# Objective:
Copy each line of the data below with the word "this".

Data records
--- start ---
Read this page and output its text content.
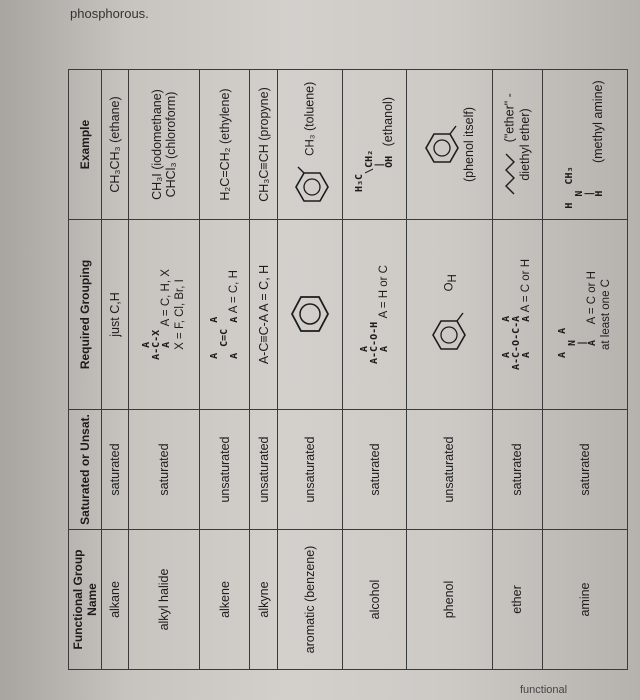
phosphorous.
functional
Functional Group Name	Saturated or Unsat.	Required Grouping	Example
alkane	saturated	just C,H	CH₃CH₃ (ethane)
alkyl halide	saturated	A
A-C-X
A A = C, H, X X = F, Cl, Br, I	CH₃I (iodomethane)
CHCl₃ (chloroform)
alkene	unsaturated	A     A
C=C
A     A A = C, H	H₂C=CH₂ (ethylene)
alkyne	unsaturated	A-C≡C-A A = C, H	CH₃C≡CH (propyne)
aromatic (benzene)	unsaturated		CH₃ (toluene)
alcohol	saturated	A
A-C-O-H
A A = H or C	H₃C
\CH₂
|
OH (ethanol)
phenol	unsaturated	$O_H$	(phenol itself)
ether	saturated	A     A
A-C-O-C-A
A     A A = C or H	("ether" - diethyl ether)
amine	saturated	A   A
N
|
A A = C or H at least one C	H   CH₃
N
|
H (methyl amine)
--- end ---
--- start ---
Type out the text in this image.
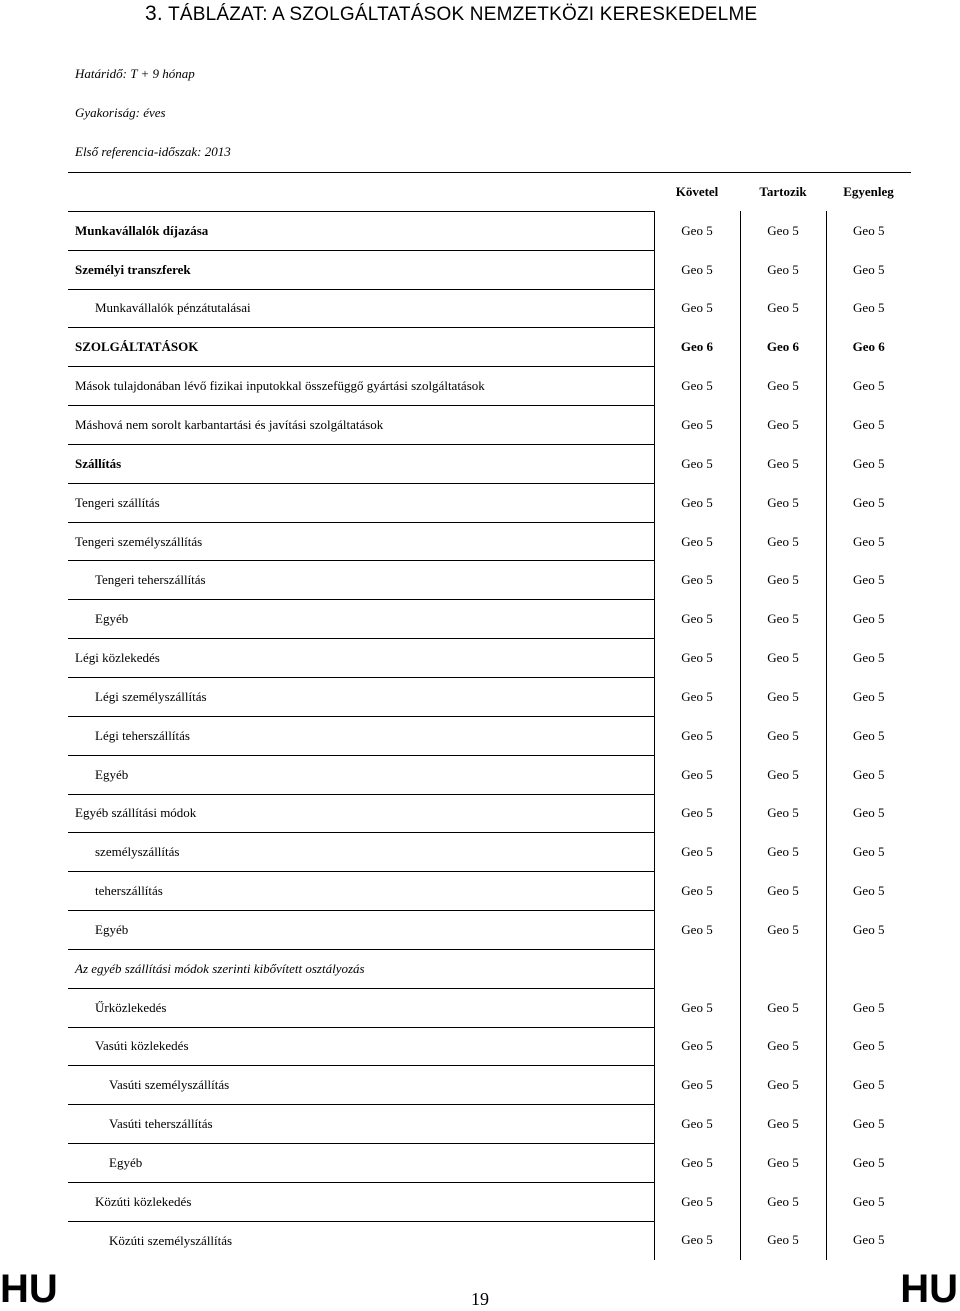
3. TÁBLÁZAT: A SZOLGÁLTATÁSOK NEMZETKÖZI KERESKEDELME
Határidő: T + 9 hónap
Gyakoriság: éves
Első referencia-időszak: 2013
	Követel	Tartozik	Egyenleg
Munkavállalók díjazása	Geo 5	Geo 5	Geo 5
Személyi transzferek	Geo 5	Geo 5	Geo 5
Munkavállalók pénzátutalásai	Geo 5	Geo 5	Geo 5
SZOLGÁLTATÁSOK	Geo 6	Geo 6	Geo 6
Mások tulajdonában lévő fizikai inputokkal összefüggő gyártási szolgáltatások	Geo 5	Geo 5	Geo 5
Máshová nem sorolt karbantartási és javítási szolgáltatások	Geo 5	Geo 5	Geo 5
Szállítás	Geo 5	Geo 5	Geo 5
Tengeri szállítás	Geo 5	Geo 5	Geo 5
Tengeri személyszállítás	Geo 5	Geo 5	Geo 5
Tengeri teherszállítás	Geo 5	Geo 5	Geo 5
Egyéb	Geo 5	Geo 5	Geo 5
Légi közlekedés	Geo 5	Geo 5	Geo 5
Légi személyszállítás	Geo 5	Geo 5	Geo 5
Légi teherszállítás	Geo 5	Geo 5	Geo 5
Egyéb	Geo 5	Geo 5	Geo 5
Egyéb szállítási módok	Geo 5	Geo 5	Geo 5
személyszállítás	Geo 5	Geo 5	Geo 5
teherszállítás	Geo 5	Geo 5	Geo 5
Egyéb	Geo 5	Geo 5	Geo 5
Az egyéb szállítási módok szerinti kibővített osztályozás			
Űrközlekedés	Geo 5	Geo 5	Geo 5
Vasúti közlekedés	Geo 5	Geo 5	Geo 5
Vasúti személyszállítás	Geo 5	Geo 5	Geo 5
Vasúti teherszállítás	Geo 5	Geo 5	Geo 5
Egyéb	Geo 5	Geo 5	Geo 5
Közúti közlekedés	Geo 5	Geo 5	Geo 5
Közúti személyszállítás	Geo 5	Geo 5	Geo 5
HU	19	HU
--- end ---
--- start ---
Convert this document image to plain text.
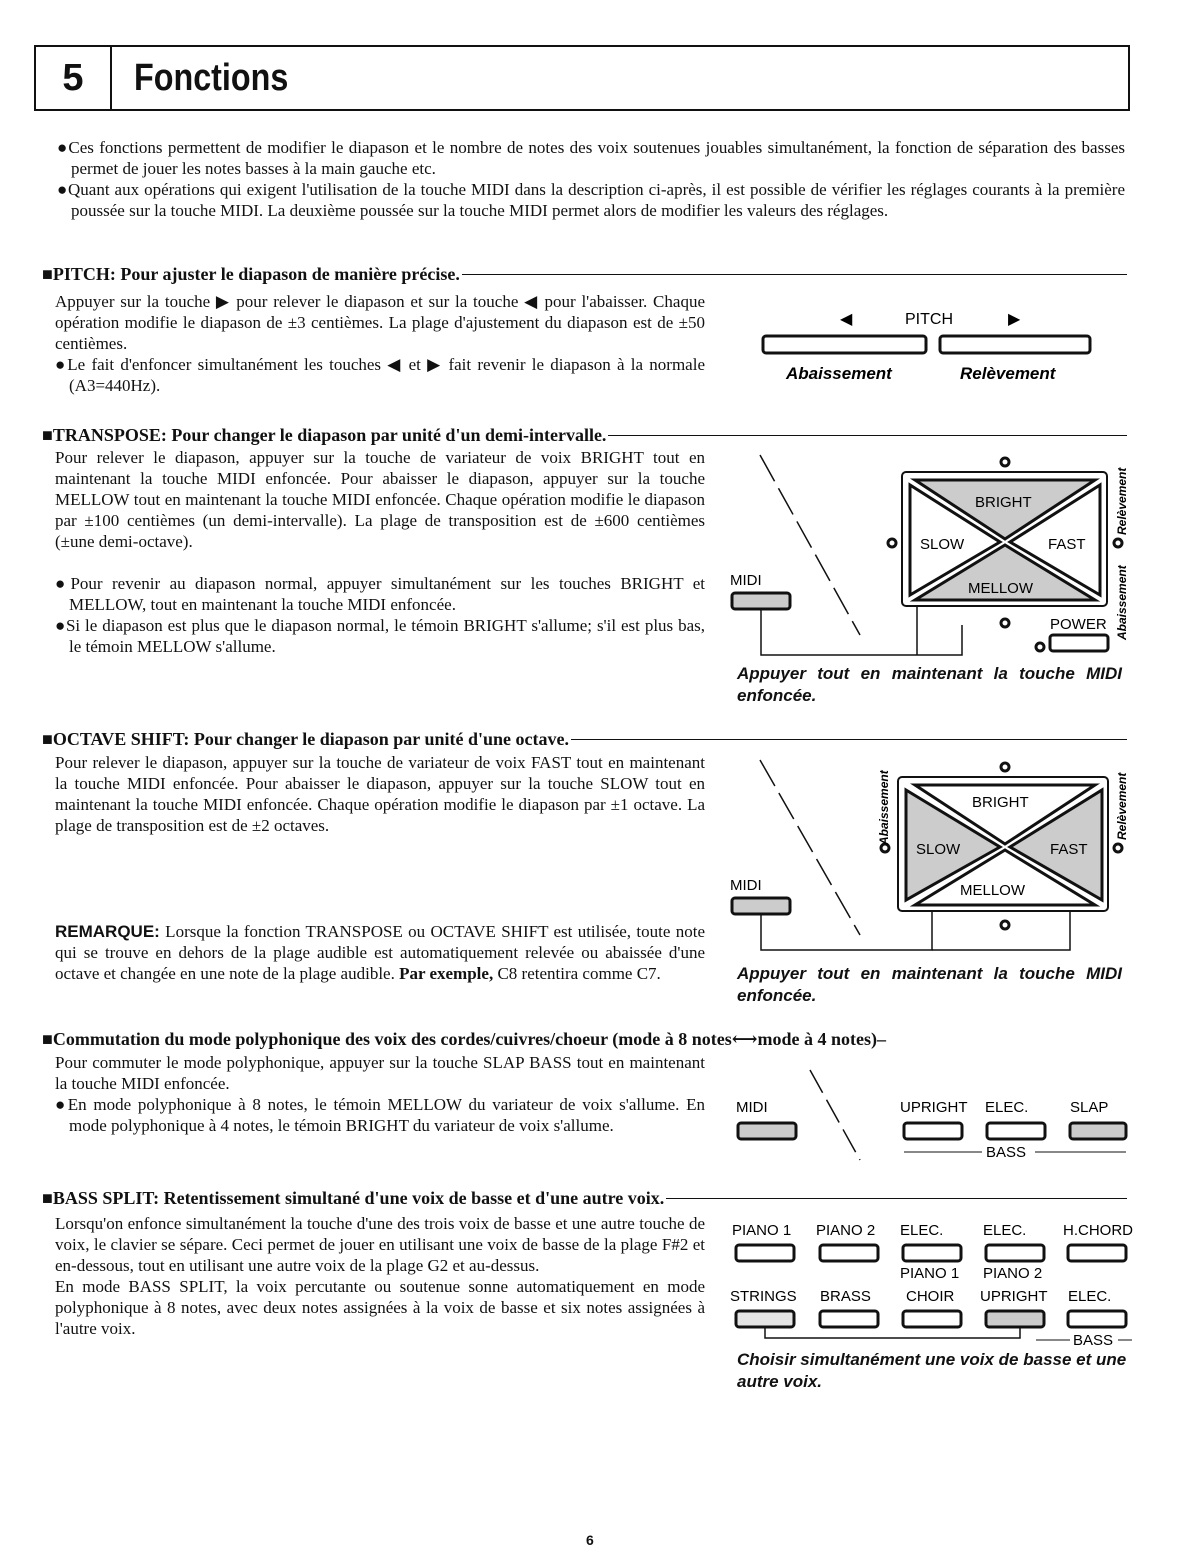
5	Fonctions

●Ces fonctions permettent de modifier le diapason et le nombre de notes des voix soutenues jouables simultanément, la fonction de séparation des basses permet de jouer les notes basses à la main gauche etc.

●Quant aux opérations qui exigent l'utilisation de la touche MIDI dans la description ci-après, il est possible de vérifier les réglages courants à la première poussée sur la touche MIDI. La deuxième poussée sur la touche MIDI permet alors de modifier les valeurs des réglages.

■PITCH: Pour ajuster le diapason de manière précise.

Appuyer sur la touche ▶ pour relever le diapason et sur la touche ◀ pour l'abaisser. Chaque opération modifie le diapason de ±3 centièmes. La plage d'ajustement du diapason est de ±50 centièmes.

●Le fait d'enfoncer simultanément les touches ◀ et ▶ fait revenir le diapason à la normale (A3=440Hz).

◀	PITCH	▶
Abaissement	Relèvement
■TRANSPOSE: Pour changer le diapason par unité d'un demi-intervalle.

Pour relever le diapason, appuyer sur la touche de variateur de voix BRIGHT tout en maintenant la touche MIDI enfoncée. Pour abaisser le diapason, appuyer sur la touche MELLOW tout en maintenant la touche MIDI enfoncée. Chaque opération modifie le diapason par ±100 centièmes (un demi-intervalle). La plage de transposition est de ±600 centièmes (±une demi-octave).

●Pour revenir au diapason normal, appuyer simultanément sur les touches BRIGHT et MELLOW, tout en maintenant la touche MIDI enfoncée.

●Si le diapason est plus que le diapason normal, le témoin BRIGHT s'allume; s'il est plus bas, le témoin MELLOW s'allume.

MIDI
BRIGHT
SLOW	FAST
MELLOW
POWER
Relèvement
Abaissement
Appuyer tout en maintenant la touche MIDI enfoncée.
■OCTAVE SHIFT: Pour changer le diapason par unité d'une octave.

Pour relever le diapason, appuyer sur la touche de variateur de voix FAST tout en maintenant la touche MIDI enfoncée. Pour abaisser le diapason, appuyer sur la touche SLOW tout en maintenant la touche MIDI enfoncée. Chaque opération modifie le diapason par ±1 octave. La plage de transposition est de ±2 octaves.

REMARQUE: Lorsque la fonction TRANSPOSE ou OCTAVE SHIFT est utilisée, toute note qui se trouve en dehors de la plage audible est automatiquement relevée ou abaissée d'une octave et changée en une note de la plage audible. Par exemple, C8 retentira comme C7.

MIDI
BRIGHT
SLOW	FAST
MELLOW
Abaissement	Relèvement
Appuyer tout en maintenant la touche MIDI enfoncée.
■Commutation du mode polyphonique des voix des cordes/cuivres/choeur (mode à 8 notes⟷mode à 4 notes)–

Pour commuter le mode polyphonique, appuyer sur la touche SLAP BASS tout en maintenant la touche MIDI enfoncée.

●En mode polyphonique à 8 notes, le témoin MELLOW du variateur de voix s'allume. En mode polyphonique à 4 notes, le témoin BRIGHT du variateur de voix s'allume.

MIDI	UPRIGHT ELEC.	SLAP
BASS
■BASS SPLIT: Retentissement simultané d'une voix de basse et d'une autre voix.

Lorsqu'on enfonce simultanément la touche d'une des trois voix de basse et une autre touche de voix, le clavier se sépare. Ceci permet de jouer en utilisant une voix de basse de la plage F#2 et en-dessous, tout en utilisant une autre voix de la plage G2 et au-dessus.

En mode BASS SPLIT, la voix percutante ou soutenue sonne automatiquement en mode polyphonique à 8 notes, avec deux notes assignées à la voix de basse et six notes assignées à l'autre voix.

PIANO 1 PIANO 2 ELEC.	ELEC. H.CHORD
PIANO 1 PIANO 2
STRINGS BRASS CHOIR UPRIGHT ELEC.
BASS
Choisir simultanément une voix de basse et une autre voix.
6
--- end ---
# Complete answer:
Read this page and output its text content.
Type out the text in this image.
Convert this document image to plain text.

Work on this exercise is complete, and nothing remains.